(Dataset items)
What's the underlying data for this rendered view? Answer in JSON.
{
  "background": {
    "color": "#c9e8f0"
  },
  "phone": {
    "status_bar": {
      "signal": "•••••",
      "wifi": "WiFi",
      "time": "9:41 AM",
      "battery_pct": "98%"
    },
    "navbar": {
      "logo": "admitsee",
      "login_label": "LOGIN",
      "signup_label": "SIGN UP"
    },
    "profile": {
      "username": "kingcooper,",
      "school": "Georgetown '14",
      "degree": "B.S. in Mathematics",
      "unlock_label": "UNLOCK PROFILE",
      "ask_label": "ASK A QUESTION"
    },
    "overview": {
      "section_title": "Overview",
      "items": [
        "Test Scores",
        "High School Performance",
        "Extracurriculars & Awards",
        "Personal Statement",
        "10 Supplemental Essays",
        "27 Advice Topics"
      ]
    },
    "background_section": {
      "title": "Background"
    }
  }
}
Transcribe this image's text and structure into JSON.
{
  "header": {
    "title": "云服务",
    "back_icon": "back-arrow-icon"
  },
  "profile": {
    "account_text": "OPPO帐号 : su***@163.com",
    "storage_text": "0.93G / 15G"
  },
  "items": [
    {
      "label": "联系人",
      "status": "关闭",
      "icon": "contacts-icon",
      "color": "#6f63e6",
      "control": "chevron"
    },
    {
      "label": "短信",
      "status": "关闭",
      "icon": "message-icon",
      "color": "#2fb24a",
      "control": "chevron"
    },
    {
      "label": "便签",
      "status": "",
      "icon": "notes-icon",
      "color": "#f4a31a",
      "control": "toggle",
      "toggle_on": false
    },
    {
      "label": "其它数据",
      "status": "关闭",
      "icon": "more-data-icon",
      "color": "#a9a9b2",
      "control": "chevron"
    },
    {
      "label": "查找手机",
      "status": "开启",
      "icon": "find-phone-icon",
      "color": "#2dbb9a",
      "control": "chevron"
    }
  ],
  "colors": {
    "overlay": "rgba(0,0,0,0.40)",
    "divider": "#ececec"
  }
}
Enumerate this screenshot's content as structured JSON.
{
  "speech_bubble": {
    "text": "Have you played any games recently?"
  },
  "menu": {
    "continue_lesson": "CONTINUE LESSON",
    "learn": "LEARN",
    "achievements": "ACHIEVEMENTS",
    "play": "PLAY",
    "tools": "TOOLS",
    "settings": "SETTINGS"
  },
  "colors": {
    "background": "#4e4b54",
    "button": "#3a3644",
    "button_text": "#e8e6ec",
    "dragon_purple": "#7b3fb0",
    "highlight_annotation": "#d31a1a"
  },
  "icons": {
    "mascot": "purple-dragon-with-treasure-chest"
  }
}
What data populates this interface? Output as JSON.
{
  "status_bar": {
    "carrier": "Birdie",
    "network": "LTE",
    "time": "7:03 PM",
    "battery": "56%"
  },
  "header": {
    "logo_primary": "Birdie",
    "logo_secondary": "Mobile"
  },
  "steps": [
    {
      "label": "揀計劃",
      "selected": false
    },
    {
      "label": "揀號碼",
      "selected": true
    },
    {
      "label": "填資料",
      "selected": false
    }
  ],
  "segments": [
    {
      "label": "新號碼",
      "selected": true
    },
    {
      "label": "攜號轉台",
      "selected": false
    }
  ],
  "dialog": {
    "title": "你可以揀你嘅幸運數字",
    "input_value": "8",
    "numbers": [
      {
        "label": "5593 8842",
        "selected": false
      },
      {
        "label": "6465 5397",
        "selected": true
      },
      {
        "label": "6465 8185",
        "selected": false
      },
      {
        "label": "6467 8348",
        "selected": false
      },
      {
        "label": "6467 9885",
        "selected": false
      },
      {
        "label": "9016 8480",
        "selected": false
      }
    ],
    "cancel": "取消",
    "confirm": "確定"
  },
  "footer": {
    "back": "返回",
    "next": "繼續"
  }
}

TASK STATEMENT: Print the listing above in its entirety, with every line exact.

THE REPLY:
What's the underlying data for this rendered view? Answer in JSON.
{
  "background": {
    "color": "#c9e8f0"
  },
  "phone": {
    "status_bar": {
      "signal": "•••••",
      "wifi": "WiFi",
      "time": "9:41 AM",
      "battery_pct": "98%"
    },
    "navbar": {
      "logo": "admitsee",
      "login_label": "LOGIN",
      "signup_label": "SIGN UP"
    },
    "profile": {
      "username": "kingcooper,",
      "school": "Georgetown '14",
      "degree": "B.S. in Mathematics",
      "unlock_label": "UNLOCK PROFILE",
      "ask_label": "ASK A QUESTION"
    },
    "overview": {
      "section_title": "Overview",
      "items": [
        "Test Scores",
        "High School Performance",
        "Extracurriculars & Awards",
        "Personal Statement",
        "10 Supplemental Essays",
        "27 Advice Topics"
      ]
    },
    "background_section": {
      "title": "Background"
    }
  }
}
Transcribe this image's text and structure into JSON.
{
  "header": {
    "title": "云服务",
    "back_icon": "back-arrow-icon"
  },
  "profile": {
    "account_text": "OPPO帐号 : su***@163.com",
    "storage_text": "0.93G / 15G"
  },
  "items": [
    {
      "label": "联系人",
      "status": "关闭",
      "icon": "contacts-icon",
      "color": "#6f63e6",
      "control": "chevron"
    },
    {
      "label": "短信",
      "status": "关闭",
      "icon": "message-icon",
      "color": "#2fb24a",
      "control": "chevron"
    },
    {
      "label": "便签",
      "status": "",
      "icon": "notes-icon",
      "color": "#f4a31a",
      "control": "toggle",
      "toggle_on": false
    },
    {
      "label": "其它数据",
      "status": "关闭",
      "icon": "more-data-icon",
      "color": "#a9a9b2",
      "control": "chevron"
    },
    {
      "label": "查找手机",
      "status": "开启",
      "icon": "find-phone-icon",
      "color": "#2dbb9a",
      "control": "chevron"
    }
  ],
  "colors": {
    "overlay": "rgba(0,0,0,0.40)",
    "divider": "#ececec"
  }
}
Enumerate this screenshot's content as structured JSON.
{
  "speech_bubble": {
    "text": "Have you played any games recently?"
  },
  "menu": {
    "continue_lesson": "CONTINUE LESSON",
    "learn": "LEARN",
    "achievements": "ACHIEVEMENTS",
    "play": "PLAY",
    "tools": "TOOLS",
    "settings": "SETTINGS"
  },
  "colors": {
    "background": "#4e4b54",
    "button": "#3a3644",
    "button_text": "#e8e6ec",
    "dragon_purple": "#7b3fb0",
    "highlight_annotation": "#d31a1a"
  },
  "icons": {
    "mascot": "purple-dragon-with-treasure-chest"
  }
}
What data populates this interface? Output as JSON.
{
  "status_bar": {
    "carrier": "Birdie",
    "network": "LTE",
    "time": "7:03 PM",
    "battery": "56%"
  },
  "header": {
    "logo_primary": "Birdie",
    "logo_secondary": "Mobile"
  },
  "steps": [
    {
      "label": "揀計劃",
      "selected": false
    },
    {
      "label": "揀號碼",
      "selected": true
    },
    {
      "label": "填資料",
      "selected": false
    }
  ],
  "segments": [
    {
      "label": "新號碼",
      "selected": true
    },
    {
      "label": "攜號轉台",
      "selected": false
    }
  ],
  "dialog": {
    "title": "你可以揀你嘅幸運數字",
    "input_value": "8",
    "numbers": [
      {
        "label": "5593 8842",
        "selected": false
      },
      {
        "label": "6465 5397",
        "selected": true
      },
      {
        "label": "6465 8185",
        "selected": false
      },
      {
        "label": "6467 8348",
        "selected": false
      },
      {
        "label": "6467 9885",
        "selected": false
      },
      {
        "label": "9016 8480",
        "selected": false
      }
    ],
    "cancel": "取消",
    "confirm": "確定"
  },
  "footer": {
    "back": "返回",
    "next": "繼續"
  }
}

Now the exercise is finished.